● WHAT NEEDS TO BE DONE:
Copy the lines below as they are; omit the images they contain.

********************

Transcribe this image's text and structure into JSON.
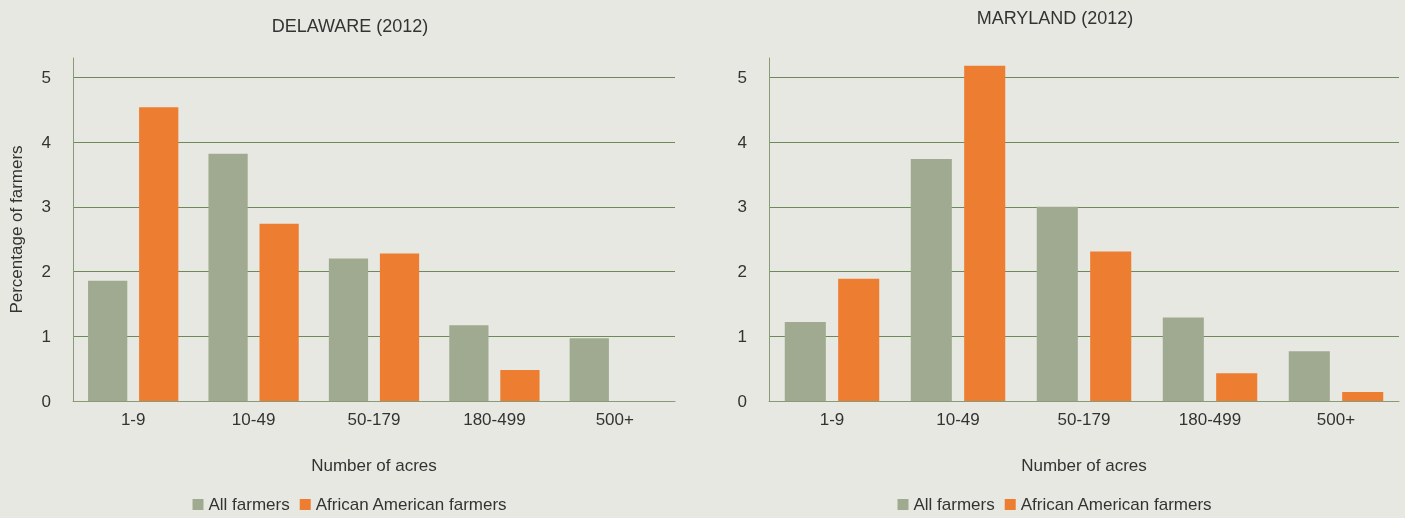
{
  "chart_data": [
    {
      "type": "bar",
      "title": "DELAWARE (2012)",
      "xlabel": "Number of acres",
      "ylabel": "Percentage of farmers",
      "categories": [
        "1-9",
        "10-49",
        "50-179",
        "180-499",
        "500+"
      ],
      "series": [
        {
          "name": "All farmers",
          "color": "#a0aa90",
          "values": [
            1.86,
            3.82,
            2.2,
            1.17,
            0.97
          ]
        },
        {
          "name": "African American farmers",
          "color": "#ed7d31",
          "values": [
            4.54,
            2.74,
            2.28,
            0.48,
            0
          ]
        }
      ],
      "ylim": [
        0,
        5.3
      ],
      "yticks": [
        0,
        1,
        2,
        3,
        4,
        5
      ],
      "grid": "y",
      "legend": "bottom"
    },
    {
      "type": "bar",
      "title": "MARYLAND (2012)",
      "xlabel": "Number of acres",
      "categories": [
        "1-9",
        "10-49",
        "50-179",
        "180-499",
        "500+"
      ],
      "series": [
        {
          "name": "All farmers",
          "color": "#a0aa90",
          "values": [
            1.22,
            3.74,
            3.0,
            1.29,
            0.77
          ]
        },
        {
          "name": "African American farmers",
          "color": "#ed7d31",
          "values": [
            1.89,
            5.18,
            2.31,
            0.43,
            0.14
          ]
        }
      ],
      "ylim": [
        0,
        5.3
      ],
      "yticks": [
        0,
        1,
        2,
        3,
        4,
        5
      ],
      "grid": "y",
      "legend": "bottom"
    }
  ]
}
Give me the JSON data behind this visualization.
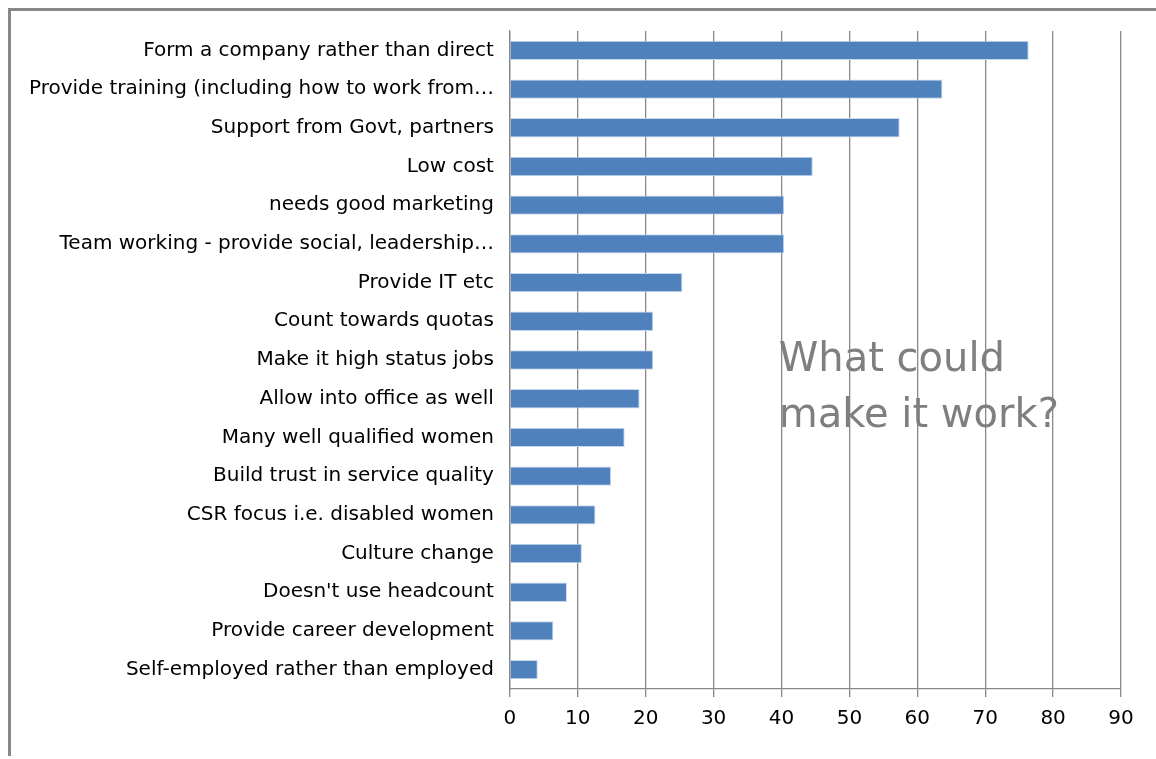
{
  "chart_data": {
    "type": "bar",
    "orientation": "horizontal",
    "categories": [
      "Form a company rather than direct",
      "Provide training (including how to work from…",
      "Support from Govt, partners",
      "Low cost",
      "needs good marketing",
      "Team working - provide social, leadership…",
      "Provide IT etc",
      "Count towards quotas",
      "Make it high status jobs",
      "Allow into office as well",
      "Many well qualified women",
      "Build trust in service quality",
      "CSR focus i.e. disabled women",
      "Culture change",
      "Doesn't use headcount",
      "Provide career development",
      "Self-employed rather than employed"
    ],
    "values": [
      76.4,
      63.7,
      57.4,
      44.6,
      40.4,
      40.4,
      25.4,
      21.1,
      21.1,
      19.1,
      16.9,
      14.9,
      12.6,
      10.6,
      8.4,
      6.4,
      4.1
    ],
    "color": "#4f81bd",
    "xlim": [
      0,
      90
    ],
    "xticks": [
      0,
      10,
      20,
      30,
      40,
      50,
      60,
      70,
      80,
      90
    ],
    "grid": "x",
    "legend": false,
    "annotations": [
      "What could make it work?"
    ]
  }
}
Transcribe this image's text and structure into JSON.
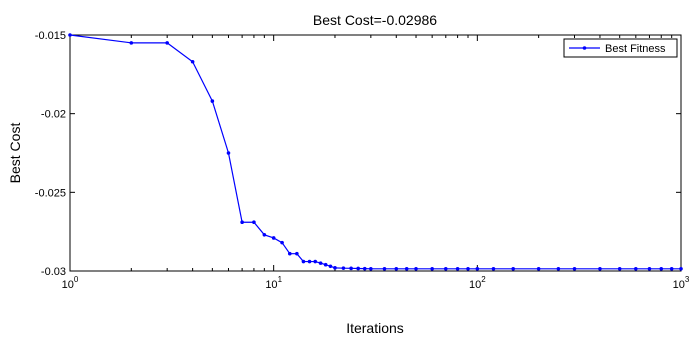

********************

● TASK RESPONSE:
Transcribe this image's text and structure into JSON.
{
  "chart_data": [
    {
      "type": "bar",
      "title": "DELAWARE (2012)",
      "xlabel": "Number of acres",
      "ylabel": "Percentage of farmers",
      "categories": [
        "1-9",
        "10-49",
        "50-179",
        "180-499",
        "500+"
      ],
      "series": [
        {
          "name": "All farmers",
          "color": "#a0aa90",
          "values": [
            1.86,
            3.82,
            2.2,
            1.17,
            0.97
          ]
        },
        {
          "name": "African American farmers",
          "color": "#ed7d31",
          "values": [
            4.54,
            2.74,
            2.28,
            0.48,
            0
          ]
        }
      ],
      "ylim": [
        0,
        5.3
      ],
      "yticks": [
        0,
        1,
        2,
        3,
        4,
        5
      ],
      "grid": "y",
      "legend": "bottom"
    },
    {
      "type": "bar",
      "title": "MARYLAND (2012)",
      "xlabel": "Number of acres",
      "categories": [
        "1-9",
        "10-49",
        "50-179",
        "180-499",
        "500+"
      ],
      "series": [
        {
          "name": "All farmers",
          "color": "#a0aa90",
          "values": [
            1.22,
            3.74,
            3.0,
            1.29,
            0.77
          ]
        },
        {
          "name": "African American farmers",
          "color": "#ed7d31",
          "values": [
            1.89,
            5.18,
            2.31,
            0.43,
            0.14
          ]
        }
      ],
      "ylim": [
        0,
        5.3
      ],
      "yticks": [
        0,
        1,
        2,
        3,
        4,
        5
      ],
      "grid": "y",
      "legend": "bottom"
    }
  ]
}
Give me the JSON data behind this visualization.
{
  "chart_data": {
    "type": "bar",
    "orientation": "horizontal",
    "categories": [
      "Form a company rather than direct",
      "Provide training (including how to work from…",
      "Support from Govt, partners",
      "Low cost",
      "needs good marketing",
      "Team working - provide social, leadership…",
      "Provide IT etc",
      "Count towards quotas",
      "Make it high status jobs",
      "Allow into office as well",
      "Many well qualified women",
      "Build trust in service quality",
      "CSR focus i.e. disabled women",
      "Culture change",
      "Doesn't use headcount",
      "Provide career development",
      "Self-employed rather than employed"
    ],
    "values": [
      76.4,
      63.7,
      57.4,
      44.6,
      40.4,
      40.4,
      25.4,
      21.1,
      21.1,
      19.1,
      16.9,
      14.9,
      12.6,
      10.6,
      8.4,
      6.4,
      4.1
    ],
    "color": "#4f81bd",
    "xlim": [
      0,
      90
    ],
    "xticks": [
      0,
      10,
      20,
      30,
      40,
      50,
      60,
      70,
      80,
      90
    ],
    "grid": "x",
    "legend": false,
    "annotations": [
      "What could make it work?"
    ]
  }
}
Transcribe this image's text and structure into JSON.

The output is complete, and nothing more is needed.